## [What is required]
Copy out the complete listing, word for word.
■ ■ ■ ■ ■ ■ ■
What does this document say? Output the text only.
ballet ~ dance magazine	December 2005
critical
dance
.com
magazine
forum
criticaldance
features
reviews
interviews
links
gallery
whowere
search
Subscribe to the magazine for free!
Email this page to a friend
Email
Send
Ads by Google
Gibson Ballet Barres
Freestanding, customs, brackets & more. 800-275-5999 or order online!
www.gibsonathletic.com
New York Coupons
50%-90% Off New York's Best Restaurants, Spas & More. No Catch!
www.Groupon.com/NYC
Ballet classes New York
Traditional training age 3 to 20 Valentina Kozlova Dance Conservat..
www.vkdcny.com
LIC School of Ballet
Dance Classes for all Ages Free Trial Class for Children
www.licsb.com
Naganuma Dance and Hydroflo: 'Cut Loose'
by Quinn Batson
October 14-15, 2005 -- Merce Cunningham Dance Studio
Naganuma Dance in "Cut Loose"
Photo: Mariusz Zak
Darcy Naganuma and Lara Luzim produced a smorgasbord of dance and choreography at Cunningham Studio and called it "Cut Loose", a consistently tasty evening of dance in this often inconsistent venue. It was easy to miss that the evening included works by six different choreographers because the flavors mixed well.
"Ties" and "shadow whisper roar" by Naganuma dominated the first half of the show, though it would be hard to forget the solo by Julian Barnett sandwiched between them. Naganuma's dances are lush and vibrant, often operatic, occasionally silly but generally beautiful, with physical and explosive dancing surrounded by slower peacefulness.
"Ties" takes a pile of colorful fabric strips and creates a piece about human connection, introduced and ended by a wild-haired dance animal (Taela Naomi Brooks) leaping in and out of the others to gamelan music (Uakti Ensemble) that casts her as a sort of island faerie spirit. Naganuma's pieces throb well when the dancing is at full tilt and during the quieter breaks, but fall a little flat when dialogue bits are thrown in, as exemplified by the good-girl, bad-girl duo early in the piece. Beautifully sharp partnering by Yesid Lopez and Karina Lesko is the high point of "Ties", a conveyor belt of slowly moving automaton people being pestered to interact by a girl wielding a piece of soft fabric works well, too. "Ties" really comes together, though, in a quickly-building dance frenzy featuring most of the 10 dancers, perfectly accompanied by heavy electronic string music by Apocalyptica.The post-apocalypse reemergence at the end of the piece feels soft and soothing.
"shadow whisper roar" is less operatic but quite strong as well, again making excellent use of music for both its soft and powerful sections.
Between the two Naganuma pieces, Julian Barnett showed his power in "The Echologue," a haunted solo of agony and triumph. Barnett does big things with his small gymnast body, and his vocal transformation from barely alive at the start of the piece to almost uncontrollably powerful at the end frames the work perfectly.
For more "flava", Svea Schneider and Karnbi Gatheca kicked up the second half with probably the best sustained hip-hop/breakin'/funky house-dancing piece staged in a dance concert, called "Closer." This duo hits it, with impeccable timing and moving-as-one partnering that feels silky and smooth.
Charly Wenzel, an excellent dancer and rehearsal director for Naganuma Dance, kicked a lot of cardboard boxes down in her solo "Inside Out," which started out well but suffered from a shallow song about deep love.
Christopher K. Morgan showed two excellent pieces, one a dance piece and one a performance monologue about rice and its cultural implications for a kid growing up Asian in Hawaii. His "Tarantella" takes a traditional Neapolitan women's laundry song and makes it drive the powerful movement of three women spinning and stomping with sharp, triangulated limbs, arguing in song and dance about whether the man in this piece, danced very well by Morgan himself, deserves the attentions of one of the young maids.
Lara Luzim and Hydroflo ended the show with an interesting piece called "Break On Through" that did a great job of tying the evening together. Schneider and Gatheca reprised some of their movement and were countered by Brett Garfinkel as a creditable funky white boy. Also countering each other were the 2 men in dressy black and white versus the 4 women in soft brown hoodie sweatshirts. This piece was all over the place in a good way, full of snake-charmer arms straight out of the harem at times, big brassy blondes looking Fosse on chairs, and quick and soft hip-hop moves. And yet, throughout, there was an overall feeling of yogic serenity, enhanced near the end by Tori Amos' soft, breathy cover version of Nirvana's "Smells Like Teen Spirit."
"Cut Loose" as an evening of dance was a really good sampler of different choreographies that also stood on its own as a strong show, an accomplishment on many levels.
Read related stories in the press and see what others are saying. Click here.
■ ■ ■ ■ ■ ■ ■
## [Task solution]
What does this document say? Output the text only.
ballet ~ dance magazine	December 2005
critical
dance
.com
magazine
forum
criticaldance
features
reviews
interviews
links
gallery
whowere
search
Subscribe to the magazine for free!
Email this page to a friend
Email
Send
Ads by Google
Gibson Ballet Barres
Freestanding, customs, brackets & more. 800-275-5999 or order online!
www.gibsonathletic.com
New York Coupons
50%-90% Off New York's Best Restaurants, Spas & More. No Catch!
www.Groupon.com/NYC
Ballet classes New York
Traditional training age 3 to 20 Valentina Kozlova Dance Conservat..
www.vkdcny.com
LIC School of Ballet
Dance Classes for all Ages Free Trial Class for Children
www.licsb.com
Naganuma Dance and Hydroflo: 'Cut Loose'
by Quinn Batson
October 14-15, 2005 -- Merce Cunningham Dance Studio
Naganuma Dance in "Cut Loose"
Photo: Mariusz Zak
Darcy Naganuma and Lara Luzim produced a smorgasbord of dance and choreography at Cunningham Studio and called it "Cut Loose", a consistently tasty evening of dance in this often inconsistent venue. It was easy to miss that the evening included works by six different choreographers because the flavors mixed well.
"Ties" and "shadow whisper roar" by Naganuma dominated the first half of the show, though it would be hard to forget the solo by Julian Barnett sandwiched between them. Naganuma's dances are lush and vibrant, often operatic, occasionally silly but generally beautiful, with physical and explosive dancing surrounded by slower peacefulness.
"Ties" takes a pile of colorful fabric strips and creates a piece about human connection, introduced and ended by a wild-haired dance animal (Taela Naomi Brooks) leaping in and out of the others to gamelan music (Uakti Ensemble) that casts her as a sort of island faerie spirit. Naganuma's pieces throb well when the dancing is at full tilt and during the quieter breaks, but fall a little flat when dialogue bits are thrown in, as exemplified by the good-girl, bad-girl duo early in the piece. Beautifully sharp partnering by Yesid Lopez and Karina Lesko is the high point of "Ties", a conveyor belt of slowly moving automaton people being pestered to interact by a girl wielding a piece of soft fabric works well, too. "Ties" really comes together, though, in a quickly-building dance frenzy featuring most of the 10 dancers, perfectly accompanied by heavy electronic string music by Apocalyptica.The post-apocalypse reemergence at the end of the piece feels soft and soothing.
"shadow whisper roar" is less operatic but quite strong as well, again making excellent use of music for both its soft and powerful sections.
Between the two Naganuma pieces, Julian Barnett showed his power in "The Echologue," a haunted solo of agony and triumph. Barnett does big things with his small gymnast body, and his vocal transformation from barely alive at the start of the piece to almost uncontrollably powerful at the end frames the work perfectly.
For more "flava", Svea Schneider and Karnbi Gatheca kicked up the second half with probably the best sustained hip-hop/breakin'/funky house-dancing piece staged in a dance concert, called "Closer." This duo hits it, with impeccable timing and moving-as-one partnering that feels silky and smooth.
Charly Wenzel, an excellent dancer and rehearsal director for Naganuma Dance, kicked a lot of cardboard boxes down in her solo "Inside Out," which started out well but suffered from a shallow song about deep love.
Christopher K. Morgan showed two excellent pieces, one a dance piece and one a performance monologue about rice and its cultural implications for a kid growing up Asian in Hawaii. His "Tarantella" takes a traditional Neapolitan women's laundry song and makes it drive the powerful movement of three women spinning and stomping with sharp, triangulated limbs, arguing in song and dance about whether the man in this piece, danced very well by Morgan himself, deserves the attentions of one of the young maids.
Lara Luzim and Hydroflo ended the show with an interesting piece called "Break On Through" that did a great job of tying the evening together. Schneider and Gatheca reprised some of their movement and were countered by Brett Garfinkel as a creditable funky white boy. Also countering each other were the 2 men in dressy black and white versus the 4 women in soft brown hoodie sweatshirts. This piece was all over the place in a good way, full of snake-charmer arms straight out of the harem at times, big brassy blondes looking Fosse on chairs, and quick and soft hip-hop moves. And yet, throughout, there was an overall feeling of yogic serenity, enhanced near the end by Tori Amos' soft, breathy cover version of Nirvana's "Smells Like Teen Spirit."
"Cut Loose" as an evening of dance was a really good sampler of different choreographies that also stood on its own as a strong show, an accomplishment on many levels.
Read related stories in the press and see what others are saying. Click here.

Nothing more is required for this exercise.